Data entries
▬▬▬▬▬▬▬▬▬▬

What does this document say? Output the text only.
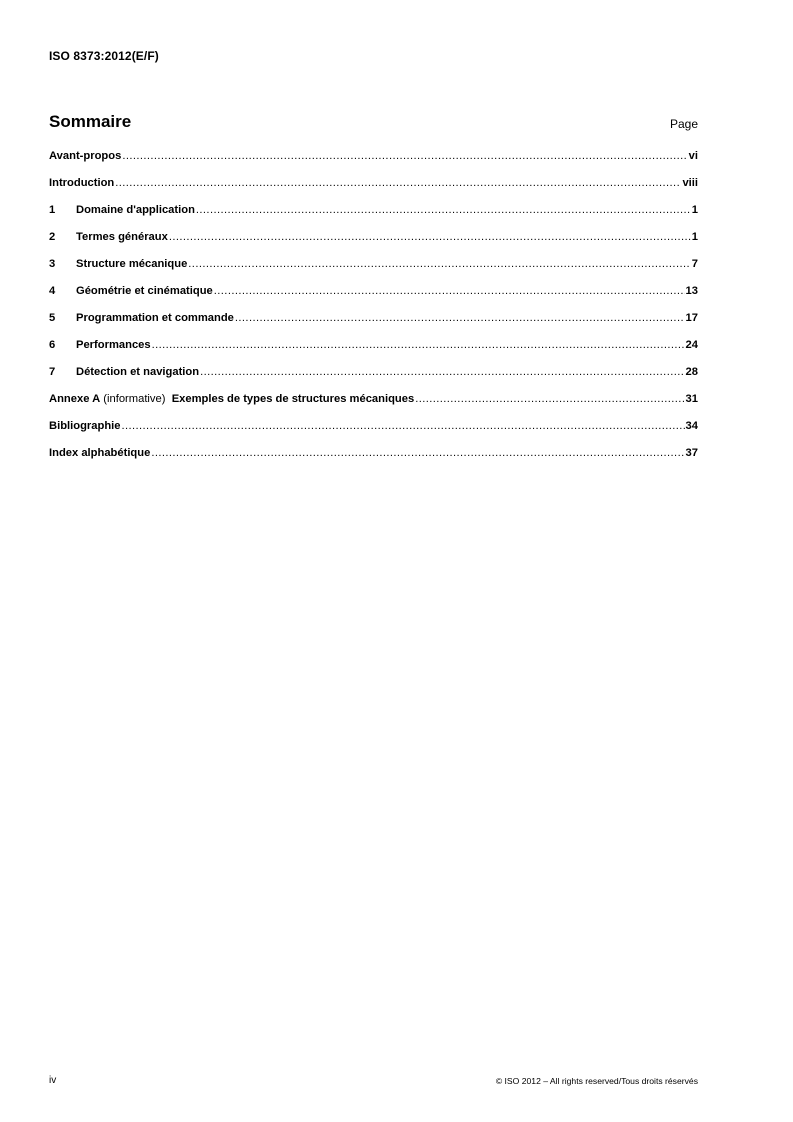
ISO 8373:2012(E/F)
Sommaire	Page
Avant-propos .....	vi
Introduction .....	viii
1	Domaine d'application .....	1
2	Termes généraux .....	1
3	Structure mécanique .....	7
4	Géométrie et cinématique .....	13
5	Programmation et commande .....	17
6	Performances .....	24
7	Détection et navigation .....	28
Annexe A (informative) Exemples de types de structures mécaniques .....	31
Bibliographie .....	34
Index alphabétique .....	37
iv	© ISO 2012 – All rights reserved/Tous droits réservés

▬▬▬▬▬▬▬▬▬▬

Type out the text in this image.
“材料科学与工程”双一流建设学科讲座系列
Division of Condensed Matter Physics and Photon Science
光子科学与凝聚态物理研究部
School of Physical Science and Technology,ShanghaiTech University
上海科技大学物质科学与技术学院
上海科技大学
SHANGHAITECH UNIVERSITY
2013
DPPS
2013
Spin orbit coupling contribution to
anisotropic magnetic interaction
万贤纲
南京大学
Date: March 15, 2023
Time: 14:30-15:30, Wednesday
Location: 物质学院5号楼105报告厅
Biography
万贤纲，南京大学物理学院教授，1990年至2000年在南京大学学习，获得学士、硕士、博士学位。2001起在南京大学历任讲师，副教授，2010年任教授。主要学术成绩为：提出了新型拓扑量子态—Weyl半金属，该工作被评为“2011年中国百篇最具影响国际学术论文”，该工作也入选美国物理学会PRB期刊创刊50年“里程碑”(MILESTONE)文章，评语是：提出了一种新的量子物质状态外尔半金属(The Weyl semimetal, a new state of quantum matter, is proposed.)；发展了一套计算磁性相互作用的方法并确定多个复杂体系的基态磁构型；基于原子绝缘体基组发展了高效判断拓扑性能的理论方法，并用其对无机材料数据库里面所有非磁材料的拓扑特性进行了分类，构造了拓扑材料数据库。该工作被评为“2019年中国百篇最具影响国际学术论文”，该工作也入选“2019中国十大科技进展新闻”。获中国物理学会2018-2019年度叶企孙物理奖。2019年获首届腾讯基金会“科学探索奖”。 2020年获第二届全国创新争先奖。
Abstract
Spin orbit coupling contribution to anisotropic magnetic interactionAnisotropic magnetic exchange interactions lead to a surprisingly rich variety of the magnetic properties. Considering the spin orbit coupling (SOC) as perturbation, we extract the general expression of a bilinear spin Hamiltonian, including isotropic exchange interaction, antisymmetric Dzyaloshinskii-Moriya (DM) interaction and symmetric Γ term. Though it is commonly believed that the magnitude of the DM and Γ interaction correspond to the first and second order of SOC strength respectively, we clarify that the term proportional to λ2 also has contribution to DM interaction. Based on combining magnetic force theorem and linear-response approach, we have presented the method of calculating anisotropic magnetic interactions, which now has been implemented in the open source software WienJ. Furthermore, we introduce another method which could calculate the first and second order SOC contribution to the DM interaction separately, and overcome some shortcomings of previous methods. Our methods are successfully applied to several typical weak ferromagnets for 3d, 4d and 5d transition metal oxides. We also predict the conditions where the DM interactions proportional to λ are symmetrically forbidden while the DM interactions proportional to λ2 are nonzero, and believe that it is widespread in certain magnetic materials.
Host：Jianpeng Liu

▬▬▬▬▬▬▬▬▬▬

* _TASK DETAILS_: Report each line in the preceding entries that holds the string "this".

* _ANSWER TO THE EXERCISE_:
What does this document say? Output the text only.
Type out the text in this image.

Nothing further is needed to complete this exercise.